### [Given exercise]
Quote the records in full and leave their pictures out.

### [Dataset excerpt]
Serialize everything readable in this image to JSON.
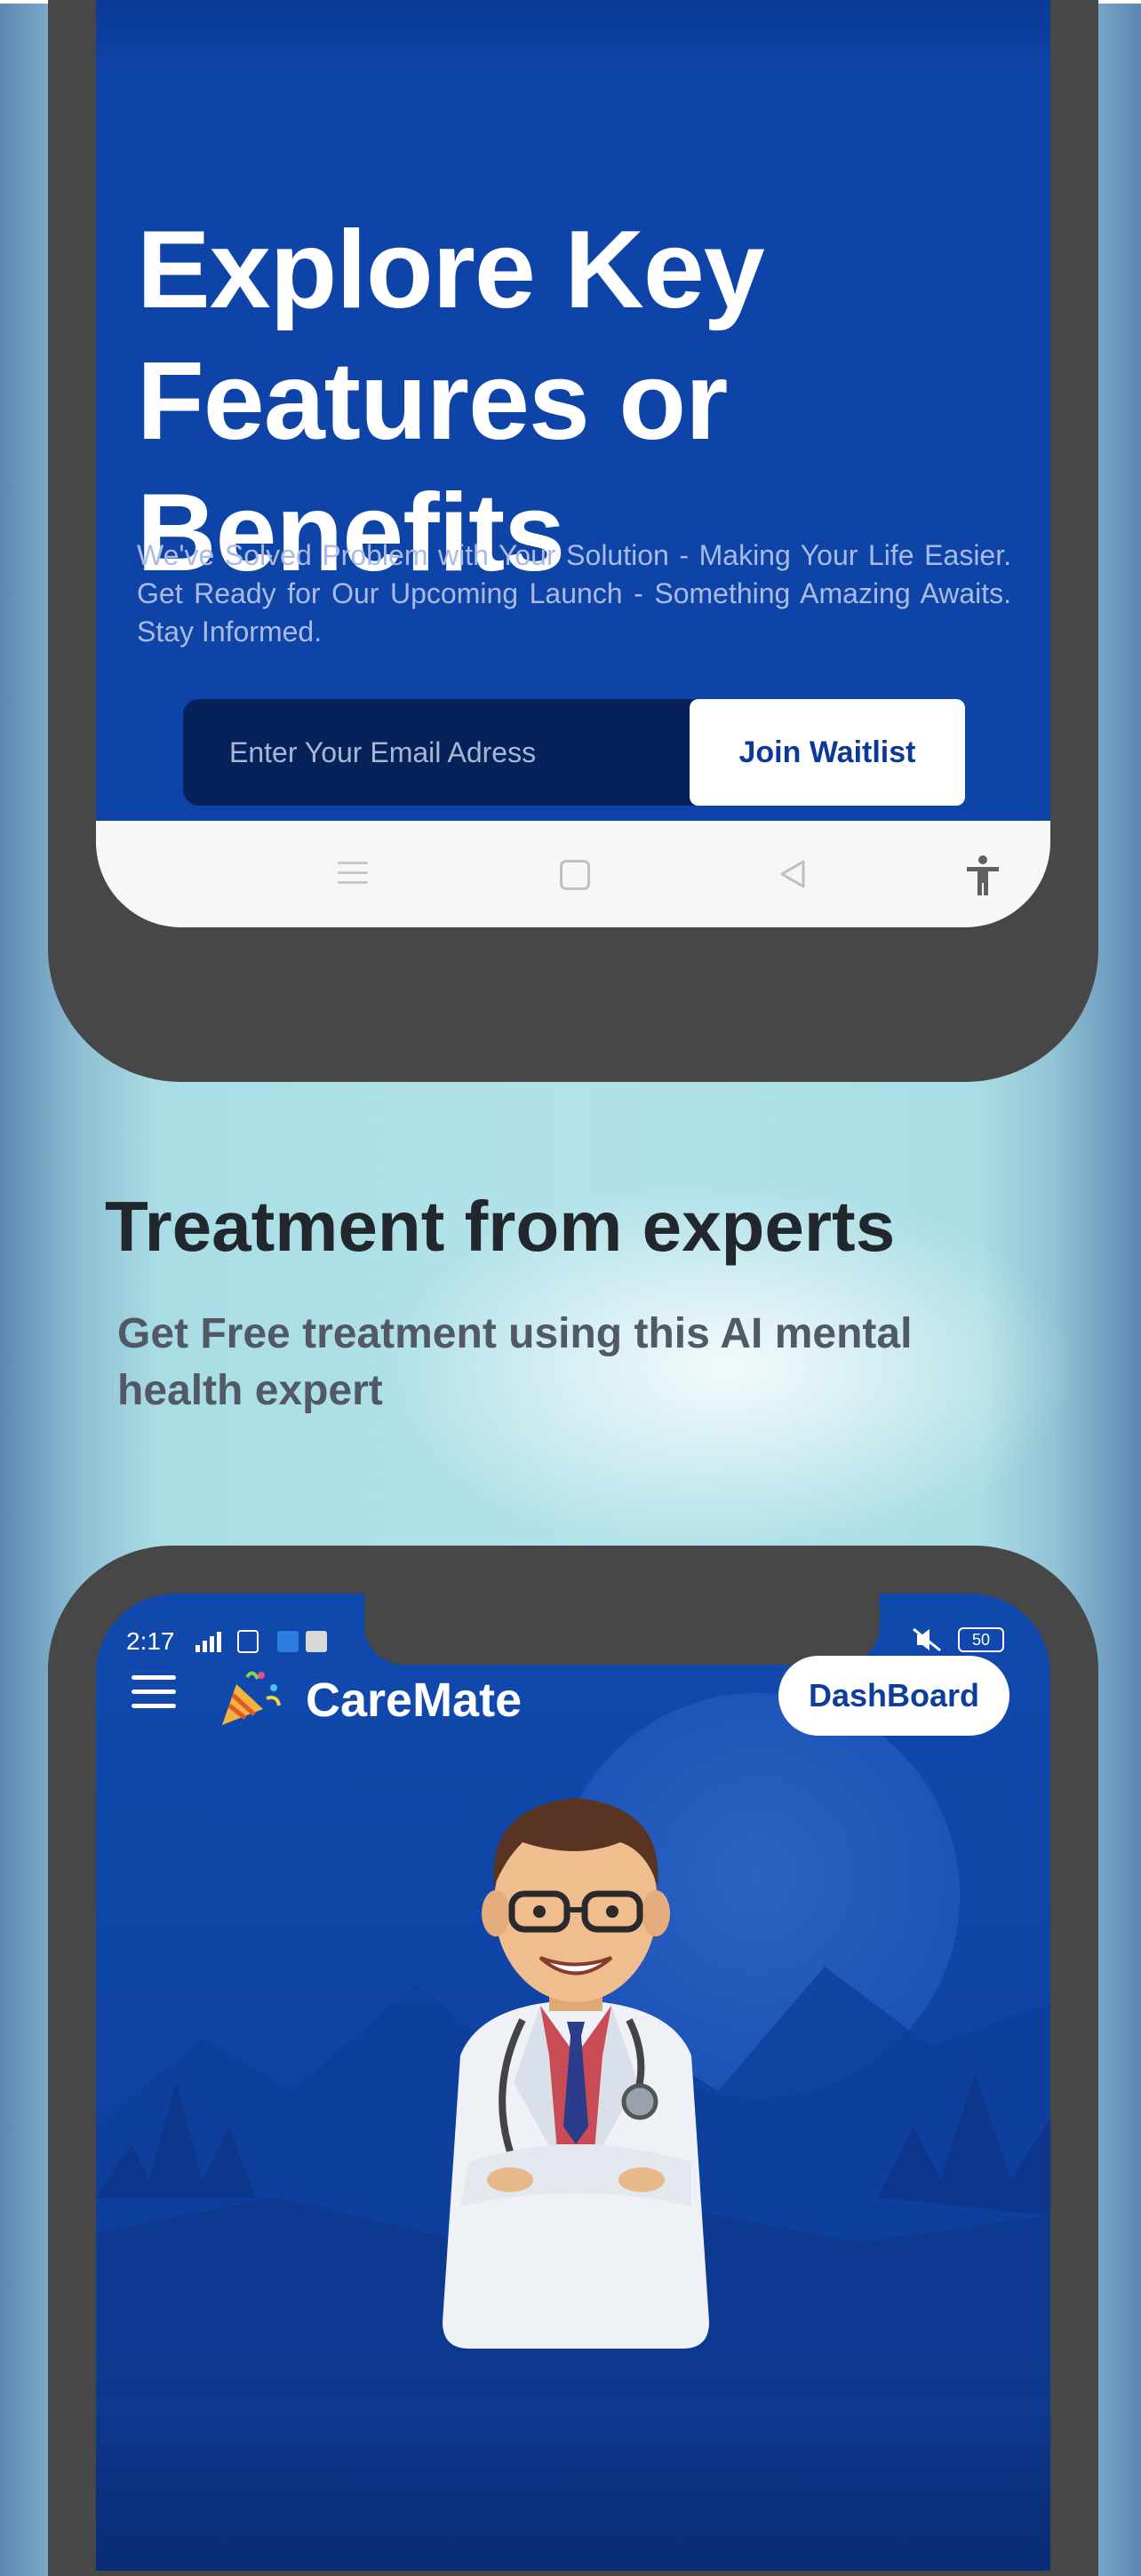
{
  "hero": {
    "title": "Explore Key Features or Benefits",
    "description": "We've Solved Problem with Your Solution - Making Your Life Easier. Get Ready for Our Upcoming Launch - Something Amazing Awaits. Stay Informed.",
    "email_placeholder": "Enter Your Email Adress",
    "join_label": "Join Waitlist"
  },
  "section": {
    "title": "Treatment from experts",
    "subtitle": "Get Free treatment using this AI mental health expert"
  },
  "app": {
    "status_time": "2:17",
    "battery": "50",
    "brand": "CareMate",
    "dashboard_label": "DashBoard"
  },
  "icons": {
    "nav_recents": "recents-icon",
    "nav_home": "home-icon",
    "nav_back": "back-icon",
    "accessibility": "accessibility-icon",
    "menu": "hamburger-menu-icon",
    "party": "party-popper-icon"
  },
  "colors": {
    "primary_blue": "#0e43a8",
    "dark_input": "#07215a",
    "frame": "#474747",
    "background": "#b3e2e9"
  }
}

### [The output]
Serialize everything readable in this image to JSON.
{
  "hero": {
    "title": "Explore Key Features or Benefits",
    "description": "We've Solved Problem with Your Solution - Making Your Life Easier. Get Ready for Our Upcoming Launch - Something Amazing Awaits. Stay Informed.",
    "email_placeholder": "Enter Your Email Adress",
    "join_label": "Join Waitlist"
  },
  "section": {
    "title": "Treatment from experts",
    "subtitle": "Get Free treatment using this AI mental health expert"
  },
  "app": {
    "status_time": "2:17",
    "battery": "50",
    "brand": "CareMate",
    "dashboard_label": "DashBoard"
  },
  "icons": {
    "nav_recents": "recents-icon",
    "nav_home": "home-icon",
    "nav_back": "back-icon",
    "accessibility": "accessibility-icon",
    "menu": "hamburger-menu-icon",
    "party": "party-popper-icon"
  },
  "colors": {
    "primary_blue": "#0e43a8",
    "dark_input": "#07215a",
    "frame": "#474747",
    "background": "#b3e2e9"
  }
}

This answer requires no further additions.